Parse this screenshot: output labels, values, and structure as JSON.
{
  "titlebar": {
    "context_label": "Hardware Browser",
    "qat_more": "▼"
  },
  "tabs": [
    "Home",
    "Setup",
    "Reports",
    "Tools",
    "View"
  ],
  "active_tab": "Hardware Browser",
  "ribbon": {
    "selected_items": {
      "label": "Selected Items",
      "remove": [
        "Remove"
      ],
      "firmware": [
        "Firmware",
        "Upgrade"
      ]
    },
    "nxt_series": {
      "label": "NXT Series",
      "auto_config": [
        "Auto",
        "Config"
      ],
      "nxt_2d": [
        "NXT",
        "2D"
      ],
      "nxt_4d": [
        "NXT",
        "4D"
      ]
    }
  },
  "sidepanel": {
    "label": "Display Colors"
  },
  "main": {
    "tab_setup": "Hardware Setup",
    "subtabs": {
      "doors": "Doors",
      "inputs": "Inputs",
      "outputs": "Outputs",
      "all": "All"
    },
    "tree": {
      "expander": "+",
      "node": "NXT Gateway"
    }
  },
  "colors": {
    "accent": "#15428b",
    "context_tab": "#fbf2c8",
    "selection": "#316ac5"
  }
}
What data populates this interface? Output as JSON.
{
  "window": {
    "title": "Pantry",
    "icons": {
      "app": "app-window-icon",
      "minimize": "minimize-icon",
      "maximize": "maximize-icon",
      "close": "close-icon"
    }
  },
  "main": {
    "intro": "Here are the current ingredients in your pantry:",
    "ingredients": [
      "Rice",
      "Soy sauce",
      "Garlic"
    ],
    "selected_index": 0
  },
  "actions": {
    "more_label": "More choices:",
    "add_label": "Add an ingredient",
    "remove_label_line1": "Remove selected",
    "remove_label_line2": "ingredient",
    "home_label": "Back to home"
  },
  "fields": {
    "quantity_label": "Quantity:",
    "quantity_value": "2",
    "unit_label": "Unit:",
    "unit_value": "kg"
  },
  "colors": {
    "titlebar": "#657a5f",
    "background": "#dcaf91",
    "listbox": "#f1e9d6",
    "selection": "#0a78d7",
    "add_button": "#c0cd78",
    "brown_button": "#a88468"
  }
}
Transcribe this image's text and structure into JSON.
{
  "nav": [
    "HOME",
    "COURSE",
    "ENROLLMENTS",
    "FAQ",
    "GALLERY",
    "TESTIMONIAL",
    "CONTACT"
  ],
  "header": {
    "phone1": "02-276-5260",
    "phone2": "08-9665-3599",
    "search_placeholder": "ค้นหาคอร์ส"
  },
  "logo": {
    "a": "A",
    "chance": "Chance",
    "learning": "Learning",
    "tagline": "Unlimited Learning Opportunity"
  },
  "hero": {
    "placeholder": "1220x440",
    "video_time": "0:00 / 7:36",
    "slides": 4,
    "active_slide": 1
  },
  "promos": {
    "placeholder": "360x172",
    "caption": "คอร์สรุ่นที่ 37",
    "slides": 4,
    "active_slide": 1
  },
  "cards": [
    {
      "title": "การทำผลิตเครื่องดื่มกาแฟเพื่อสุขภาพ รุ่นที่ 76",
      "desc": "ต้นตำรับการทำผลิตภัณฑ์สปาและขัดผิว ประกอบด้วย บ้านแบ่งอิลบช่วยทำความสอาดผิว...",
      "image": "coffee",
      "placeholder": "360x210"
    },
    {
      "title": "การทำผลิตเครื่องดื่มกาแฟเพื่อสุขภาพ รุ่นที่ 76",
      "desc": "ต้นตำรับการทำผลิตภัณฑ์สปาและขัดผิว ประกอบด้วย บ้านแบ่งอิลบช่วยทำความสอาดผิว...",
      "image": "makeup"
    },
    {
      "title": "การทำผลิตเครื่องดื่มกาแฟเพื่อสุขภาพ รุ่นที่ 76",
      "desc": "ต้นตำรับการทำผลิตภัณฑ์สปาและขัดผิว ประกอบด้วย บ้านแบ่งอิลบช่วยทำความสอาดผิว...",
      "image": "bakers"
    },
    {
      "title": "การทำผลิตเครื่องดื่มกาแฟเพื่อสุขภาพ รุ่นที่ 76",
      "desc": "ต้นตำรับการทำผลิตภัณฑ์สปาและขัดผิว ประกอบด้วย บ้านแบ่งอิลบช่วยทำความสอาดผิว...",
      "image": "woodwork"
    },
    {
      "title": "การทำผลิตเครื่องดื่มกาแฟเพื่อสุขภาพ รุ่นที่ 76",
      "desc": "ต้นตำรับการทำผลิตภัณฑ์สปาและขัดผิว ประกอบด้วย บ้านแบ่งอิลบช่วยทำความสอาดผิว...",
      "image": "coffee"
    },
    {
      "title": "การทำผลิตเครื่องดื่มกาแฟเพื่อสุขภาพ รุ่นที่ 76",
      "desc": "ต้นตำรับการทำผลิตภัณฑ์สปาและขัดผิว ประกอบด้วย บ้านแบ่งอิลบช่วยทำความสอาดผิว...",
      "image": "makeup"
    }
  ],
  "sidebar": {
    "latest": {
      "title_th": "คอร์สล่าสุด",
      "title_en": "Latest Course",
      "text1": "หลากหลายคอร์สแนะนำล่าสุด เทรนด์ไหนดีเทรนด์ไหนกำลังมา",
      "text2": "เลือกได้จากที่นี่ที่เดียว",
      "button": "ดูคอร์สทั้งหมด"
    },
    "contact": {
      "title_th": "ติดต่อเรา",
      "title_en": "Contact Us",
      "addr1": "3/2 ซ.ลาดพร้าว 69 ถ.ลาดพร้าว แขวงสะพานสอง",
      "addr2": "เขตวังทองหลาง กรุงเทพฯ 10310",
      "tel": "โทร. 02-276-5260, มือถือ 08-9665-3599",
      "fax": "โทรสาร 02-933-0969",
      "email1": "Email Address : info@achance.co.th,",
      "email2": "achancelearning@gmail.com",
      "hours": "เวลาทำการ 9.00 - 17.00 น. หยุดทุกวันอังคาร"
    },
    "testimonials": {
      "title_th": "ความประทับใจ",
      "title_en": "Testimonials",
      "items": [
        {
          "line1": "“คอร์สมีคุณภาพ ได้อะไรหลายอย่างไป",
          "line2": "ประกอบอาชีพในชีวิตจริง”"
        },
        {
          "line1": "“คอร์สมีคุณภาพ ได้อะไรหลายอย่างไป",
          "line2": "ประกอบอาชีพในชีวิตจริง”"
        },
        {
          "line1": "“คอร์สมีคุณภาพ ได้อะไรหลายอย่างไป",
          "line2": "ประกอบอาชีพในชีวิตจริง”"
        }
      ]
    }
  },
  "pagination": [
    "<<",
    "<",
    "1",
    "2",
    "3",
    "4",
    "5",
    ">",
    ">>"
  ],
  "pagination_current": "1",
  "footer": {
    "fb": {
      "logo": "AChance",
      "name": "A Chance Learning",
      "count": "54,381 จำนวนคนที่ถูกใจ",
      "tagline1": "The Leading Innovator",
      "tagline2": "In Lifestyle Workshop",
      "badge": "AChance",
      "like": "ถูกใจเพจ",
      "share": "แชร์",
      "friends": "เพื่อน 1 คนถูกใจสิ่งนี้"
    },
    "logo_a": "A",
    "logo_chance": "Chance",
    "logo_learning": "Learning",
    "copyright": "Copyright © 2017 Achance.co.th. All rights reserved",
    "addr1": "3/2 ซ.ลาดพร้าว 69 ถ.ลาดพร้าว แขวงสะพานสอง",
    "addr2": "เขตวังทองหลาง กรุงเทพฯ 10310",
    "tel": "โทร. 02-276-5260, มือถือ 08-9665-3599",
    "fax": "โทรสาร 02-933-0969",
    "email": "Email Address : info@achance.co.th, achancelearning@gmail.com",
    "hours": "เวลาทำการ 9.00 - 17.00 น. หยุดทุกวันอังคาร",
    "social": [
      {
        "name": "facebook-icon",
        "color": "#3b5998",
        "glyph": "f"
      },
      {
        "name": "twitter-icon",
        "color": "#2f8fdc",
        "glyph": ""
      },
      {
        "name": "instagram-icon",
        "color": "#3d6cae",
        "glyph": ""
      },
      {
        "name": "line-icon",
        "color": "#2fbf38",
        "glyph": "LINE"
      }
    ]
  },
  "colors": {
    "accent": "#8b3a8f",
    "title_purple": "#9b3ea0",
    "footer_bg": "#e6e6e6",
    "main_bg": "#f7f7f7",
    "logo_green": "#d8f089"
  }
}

■ EXERCISE OBJECTIVE: Search the data above for the string "this" and copy each line that has it.

■ RESULT BELOW:
Parse this screenshot: output labels, values, and structure as JSON.
What data populates this interface? Output as JSON.
Transcribe this image's text and structure into JSON.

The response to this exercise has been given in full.